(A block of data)
----

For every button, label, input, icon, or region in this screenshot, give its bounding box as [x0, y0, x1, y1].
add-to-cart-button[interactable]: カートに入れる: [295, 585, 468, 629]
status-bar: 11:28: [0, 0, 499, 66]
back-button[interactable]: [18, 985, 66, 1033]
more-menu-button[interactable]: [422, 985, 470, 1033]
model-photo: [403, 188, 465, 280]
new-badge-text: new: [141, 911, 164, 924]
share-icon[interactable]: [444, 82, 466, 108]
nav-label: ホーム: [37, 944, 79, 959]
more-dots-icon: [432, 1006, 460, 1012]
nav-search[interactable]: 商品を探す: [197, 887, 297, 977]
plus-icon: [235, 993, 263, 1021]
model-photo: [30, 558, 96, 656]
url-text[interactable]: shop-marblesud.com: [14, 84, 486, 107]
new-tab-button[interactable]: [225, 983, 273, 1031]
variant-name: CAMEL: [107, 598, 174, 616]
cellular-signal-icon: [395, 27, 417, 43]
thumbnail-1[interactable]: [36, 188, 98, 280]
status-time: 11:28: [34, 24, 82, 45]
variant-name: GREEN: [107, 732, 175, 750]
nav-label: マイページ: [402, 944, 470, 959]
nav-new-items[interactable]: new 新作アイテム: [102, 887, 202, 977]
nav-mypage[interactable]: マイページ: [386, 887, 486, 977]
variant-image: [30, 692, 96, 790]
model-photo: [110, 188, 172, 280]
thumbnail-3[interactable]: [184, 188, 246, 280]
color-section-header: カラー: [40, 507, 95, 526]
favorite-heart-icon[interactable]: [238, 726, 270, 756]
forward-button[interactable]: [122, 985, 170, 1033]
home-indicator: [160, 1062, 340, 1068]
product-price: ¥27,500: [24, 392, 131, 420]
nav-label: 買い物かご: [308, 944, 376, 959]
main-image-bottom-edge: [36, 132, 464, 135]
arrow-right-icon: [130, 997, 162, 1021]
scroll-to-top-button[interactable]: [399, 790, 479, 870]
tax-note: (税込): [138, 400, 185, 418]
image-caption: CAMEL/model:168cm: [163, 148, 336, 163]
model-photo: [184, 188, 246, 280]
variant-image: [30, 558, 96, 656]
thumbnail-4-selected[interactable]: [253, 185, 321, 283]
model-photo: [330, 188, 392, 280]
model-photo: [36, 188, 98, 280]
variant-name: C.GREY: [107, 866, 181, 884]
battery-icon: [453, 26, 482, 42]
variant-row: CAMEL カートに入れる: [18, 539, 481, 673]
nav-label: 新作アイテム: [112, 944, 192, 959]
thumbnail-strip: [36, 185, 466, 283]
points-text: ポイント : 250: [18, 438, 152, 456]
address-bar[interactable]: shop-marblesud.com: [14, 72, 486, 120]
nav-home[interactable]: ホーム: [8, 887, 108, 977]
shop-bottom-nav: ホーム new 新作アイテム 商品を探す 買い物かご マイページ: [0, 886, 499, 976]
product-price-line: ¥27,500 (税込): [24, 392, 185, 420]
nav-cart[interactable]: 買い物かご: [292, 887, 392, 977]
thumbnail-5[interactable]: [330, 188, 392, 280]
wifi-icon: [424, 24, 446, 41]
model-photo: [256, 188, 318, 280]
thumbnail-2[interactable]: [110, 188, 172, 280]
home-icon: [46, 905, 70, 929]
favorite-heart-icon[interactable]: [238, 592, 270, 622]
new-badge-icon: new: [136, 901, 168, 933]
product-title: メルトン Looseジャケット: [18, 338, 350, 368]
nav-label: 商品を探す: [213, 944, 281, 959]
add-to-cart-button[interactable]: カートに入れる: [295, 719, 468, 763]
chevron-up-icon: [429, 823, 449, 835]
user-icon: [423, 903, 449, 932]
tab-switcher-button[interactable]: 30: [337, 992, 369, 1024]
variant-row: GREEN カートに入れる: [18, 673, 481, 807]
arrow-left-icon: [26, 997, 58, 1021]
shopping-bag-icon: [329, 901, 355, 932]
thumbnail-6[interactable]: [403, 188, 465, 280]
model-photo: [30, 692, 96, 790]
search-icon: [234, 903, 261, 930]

----

**SET EXERCISE:** Repeat every line of the records above word for word.

**OUTPUT FOR THIS EXERCISE:**
For every button, label, input, icon, or region in this screenshot, give its bounding box as [x0, y0, x1, y1].
add-to-cart-button[interactable]: カートに入れる: [295, 585, 468, 629]
status-bar: 11:28: [0, 0, 499, 66]
back-button[interactable]: [18, 985, 66, 1033]
more-menu-button[interactable]: [422, 985, 470, 1033]
model-photo: [403, 188, 465, 280]
new-badge-text: new: [141, 911, 164, 924]
share-icon[interactable]: [444, 82, 466, 108]
nav-label: ホーム: [37, 944, 79, 959]
more-dots-icon: [432, 1006, 460, 1012]
nav-search[interactable]: 商品を探す: [197, 887, 297, 977]
plus-icon: [235, 993, 263, 1021]
model-photo: [30, 558, 96, 656]
url-text[interactable]: shop-marblesud.com: [14, 84, 486, 107]
new-tab-button[interactable]: [225, 983, 273, 1031]
variant-name: CAMEL: [107, 598, 174, 616]
cellular-signal-icon: [395, 27, 417, 43]
thumbnail-1[interactable]: [36, 188, 98, 280]
status-time: 11:28: [34, 24, 82, 45]
variant-name: GREEN: [107, 732, 175, 750]
nav-label: マイページ: [402, 944, 470, 959]
nav-new-items[interactable]: new 新作アイテム: [102, 887, 202, 977]
nav-mypage[interactable]: マイページ: [386, 887, 486, 977]
variant-image: [30, 692, 96, 790]
model-photo: [110, 188, 172, 280]
thumbnail-3[interactable]: [184, 188, 246, 280]
color-section-header: カラー: [40, 507, 95, 526]
favorite-heart-icon[interactable]: [238, 726, 270, 756]
forward-button[interactable]: [122, 985, 170, 1033]
home-indicator: [160, 1062, 340, 1068]
product-price: ¥27,500: [24, 392, 131, 420]
nav-label: 買い物かご: [308, 944, 376, 959]
main-image-bottom-edge: [36, 132, 464, 135]
arrow-right-icon: [130, 997, 162, 1021]
scroll-to-top-button[interactable]: [399, 790, 479, 870]
tax-note: (税込): [138, 400, 185, 418]
image-caption: CAMEL/model:168cm: [163, 148, 336, 163]
model-photo: [184, 188, 246, 280]
variant-image: [30, 558, 96, 656]
thumbnail-4-selected[interactable]: [253, 185, 321, 283]
model-photo: [330, 188, 392, 280]
model-photo: [36, 188, 98, 280]
variant-name: C.GREY: [107, 866, 181, 884]
battery-icon: [453, 26, 482, 42]
variant-row: CAMEL カートに入れる: [18, 539, 481, 673]
nav-label: 新作アイテム: [112, 944, 192, 959]
thumbnail-strip: [36, 185, 466, 283]
points-text: ポイント : 250: [18, 438, 152, 456]
address-bar[interactable]: shop-marblesud.com: [14, 72, 486, 120]
nav-home[interactable]: ホーム: [8, 887, 108, 977]
shop-bottom-nav: ホーム new 新作アイテム 商品を探す 買い物かご マイページ: [0, 886, 499, 976]
product-price-line: ¥27,500 (税込): [24, 392, 185, 420]
nav-cart[interactable]: 買い物かご: [292, 887, 392, 977]
thumbnail-5[interactable]: [330, 188, 392, 280]
wifi-icon: [424, 24, 446, 41]
model-photo: [256, 188, 318, 280]
thumbnail-2[interactable]: [110, 188, 172, 280]
home-icon: [46, 905, 70, 929]
favorite-heart-icon[interactable]: [238, 592, 270, 622]
new-badge-icon: new: [136, 901, 168, 933]
product-title: メルトン Looseジャケット: [18, 338, 350, 368]
nav-label: 商品を探す: [213, 944, 281, 959]
add-to-cart-button[interactable]: カートに入れる: [295, 719, 468, 763]
chevron-up-icon: [429, 823, 449, 835]
user-icon: [423, 903, 449, 932]
tab-switcher-button[interactable]: 30: [337, 992, 369, 1024]
variant-row: GREEN カートに入れる: [18, 673, 481, 807]
arrow-left-icon: [26, 997, 58, 1021]
shopping-bag-icon: [329, 901, 355, 932]
thumbnail-6[interactable]: [403, 188, 465, 280]
model-photo: [30, 692, 96, 790]
search-icon: [234, 903, 261, 930]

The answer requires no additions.